* _Task_
Return every line of the records below verbatim, with no pictures in the copy.

# start of Exercise materials

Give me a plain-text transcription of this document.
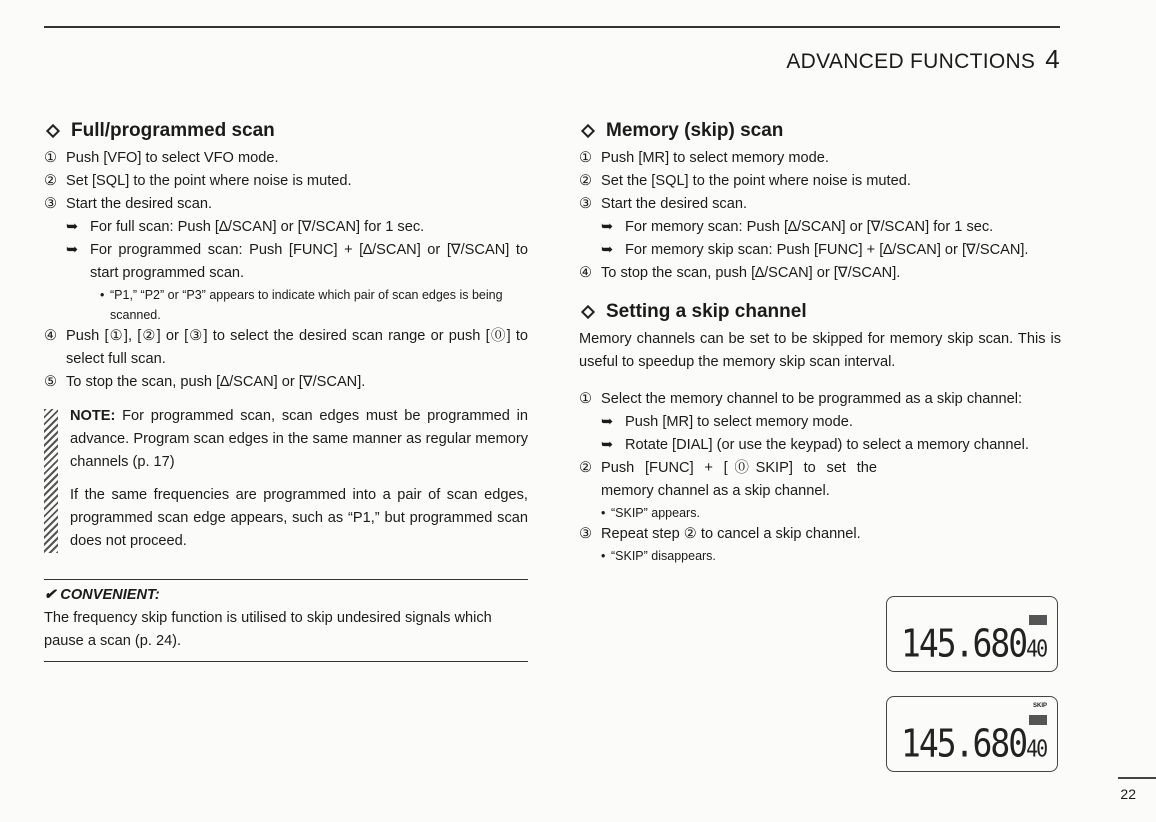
ADVANCED FUNCTIONS 4
Full/programmed scan
① Push [VFO] to select VFO mode.
② Set [SQL] to the point where noise is muted.
③ Start the desired scan.
➥ For full scan: Push [∆/SCAN] or [∇/SCAN] for 1 sec.
➥ For programmed scan: Push [FUNC] + [∆/SCAN] or [∇/SCAN] to start programmed scan.
• “P1,” “P2” or “P3” appears to indicate which pair of scan edges is being scanned.
④ Push [①], [②] or [③] to select the desired scan range or push [⓪] to select full scan.
⑤ To stop the scan, push [∆/SCAN] or [∇/SCAN].

NOTE: For programmed scan, scan edges must be programmed in advance. Program scan edges in the same manner as regular memory channels (p. 17)

If the same frequencies are programmed into a pair of scan edges, programmed scan edge appears, such as “P1,” but programmed scan does not proceed.

✔ CONVENIENT:
The frequency skip function is utilised to skip undesired signals which pause a scan (p. 24).
Memory (skip) scan
① Push [MR] to select memory mode.
② Set the [SQL] to the point where noise is muted.
③ Start the desired scan.
➥ For memory scan: Push [∆/SCAN] or [∇/SCAN] for 1 sec.
➥ For memory skip scan: Push [FUNC] + [∆/SCAN] or [∇/SCAN].
④ To stop the scan, push [∆/SCAN] or [∇/SCAN].
Setting a skip channel
Memory channels can be set to be skipped for memory skip scan. This is useful to speedup the memory skip scan interval.
① Select the memory channel to be programmed as a skip channel:
➥ Push [MR] to select memory mode.
➥ Rotate [DIAL] (or use the keypad) to select a memory channel.
② Push [FUNC] + [⓪SKIP] to set the memory channel as a skip channel.
• “SKIP” appears.
③ Repeat step ② to cancel a skip channel.
• “SKIP” disappears.
145.68040
SKIP
145.68040
22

# end of Exercise materials

* _Reply_
Give me a plain-text transcription of this document.
ADVANCED FUNCTIONS 4
Full/programmed scan
① Push [VFO] to select VFO mode.
② Set [SQL] to the point where noise is muted.
③ Start the desired scan.
➥ For full scan: Push [∆/SCAN] or [∇/SCAN] for 1 sec.
➥ For programmed scan: Push [FUNC] + [∆/SCAN] or [∇/SCAN] to start programmed scan.
• “P1,” “P2” or “P3” appears to indicate which pair of scan edges is being scanned.
④ Push [①], [②] or [③] to select the desired scan range or push [⓪] to select full scan.
⑤ To stop the scan, push [∆/SCAN] or [∇/SCAN].

NOTE: For programmed scan, scan edges must be programmed in advance. Program scan edges in the same manner as regular memory channels (p. 17)

If the same frequencies are programmed into a pair of scan edges, programmed scan edge appears, such as “P1,” but programmed scan does not proceed.

✔ CONVENIENT:
The frequency skip function is utilised to skip undesired signals which pause a scan (p. 24).
Memory (skip) scan
① Push [MR] to select memory mode.
② Set the [SQL] to the point where noise is muted.
③ Start the desired scan.
➥ For memory scan: Push [∆/SCAN] or [∇/SCAN] for 1 sec.
➥ For memory skip scan: Push [FUNC] + [∆/SCAN] or [∇/SCAN].
④ To stop the scan, push [∆/SCAN] or [∇/SCAN].
Setting a skip channel
Memory channels can be set to be skipped for memory skip scan. This is useful to speedup the memory skip scan interval.
① Select the memory channel to be programmed as a skip channel:
➥ Push [MR] to select memory mode.
➥ Rotate [DIAL] (or use the keypad) to select a memory channel.
② Push [FUNC] + [⓪SKIP] to set the memory channel as a skip channel.
• “SKIP” appears.
③ Repeat step ② to cancel a skip channel.
• “SKIP” disappears.
145.68040
SKIP
145.68040
22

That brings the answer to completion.